#### [Exercise details]
Repeat the listing in full. Nothing may be added or left out.

Dataset rows about figures:
==========

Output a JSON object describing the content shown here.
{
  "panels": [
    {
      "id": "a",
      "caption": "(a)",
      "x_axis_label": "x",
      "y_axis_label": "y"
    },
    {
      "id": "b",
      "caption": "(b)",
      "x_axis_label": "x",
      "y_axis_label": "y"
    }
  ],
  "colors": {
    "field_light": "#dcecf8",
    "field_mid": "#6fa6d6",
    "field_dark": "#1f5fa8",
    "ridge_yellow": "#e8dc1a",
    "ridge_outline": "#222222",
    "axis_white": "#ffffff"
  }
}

==========

#### [Exercise answer]
Output a JSON object describing the content shown here.
{
  "panels": [
    {
      "id": "a",
      "caption": "(a)",
      "x_axis_label": "x",
      "y_axis_label": "y"
    },
    {
      "id": "b",
      "caption": "(b)",
      "x_axis_label": "x",
      "y_axis_label": "y"
    }
  ],
  "colors": {
    "field_light": "#dcecf8",
    "field_mid": "#6fa6d6",
    "field_dark": "#1f5fa8",
    "ridge_yellow": "#e8dc1a",
    "ridge_outline": "#222222",
    "axis_white": "#ffffff"
  }
}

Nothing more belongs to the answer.